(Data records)
⁂

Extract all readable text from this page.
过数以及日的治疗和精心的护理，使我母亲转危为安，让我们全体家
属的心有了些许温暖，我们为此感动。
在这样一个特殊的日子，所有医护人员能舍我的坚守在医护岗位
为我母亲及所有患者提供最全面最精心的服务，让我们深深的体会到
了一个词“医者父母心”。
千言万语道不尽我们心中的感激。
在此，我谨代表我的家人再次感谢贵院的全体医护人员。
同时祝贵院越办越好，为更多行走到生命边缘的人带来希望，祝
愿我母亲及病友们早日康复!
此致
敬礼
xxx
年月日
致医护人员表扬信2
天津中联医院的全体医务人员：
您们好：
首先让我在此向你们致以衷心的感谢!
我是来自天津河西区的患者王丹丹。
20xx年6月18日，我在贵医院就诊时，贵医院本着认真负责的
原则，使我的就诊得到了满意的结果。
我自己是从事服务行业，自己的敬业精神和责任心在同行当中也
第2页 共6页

⁂

== Stated task ==
Repeat all the entries word for word.

== Exercise output ==
Extract all readable text from this page.
过数以及日的治疗和精心的护理，使我母亲转危为安，让我们全体家
属的心有了些许温暖，我们为此感动。
在这样一个特殊的日子，所有医护人员能舍我的坚守在医护岗位
为我母亲及所有患者提供最全面最精心的服务，让我们深深的体会到
了一个词“医者父母心”。
千言万语道不尽我们心中的感激。
在此，我谨代表我的家人再次感谢贵院的全体医护人员。
同时祝贵院越办越好，为更多行走到生命边缘的人带来希望，祝
愿我母亲及病友们早日康复!
此致
敬礼
xxx
年月日
致医护人员表扬信2
天津中联医院的全体医务人员：
您们好：
首先让我在此向你们致以衷心的感谢!
我是来自天津河西区的患者王丹丹。
20xx年6月18日，我在贵医院就诊时，贵医院本着认真负责的
原则，使我的就诊得到了满意的结果。
我自己是从事服务行业，自己的敬业精神和责任心在同行当中也
第2页 共6页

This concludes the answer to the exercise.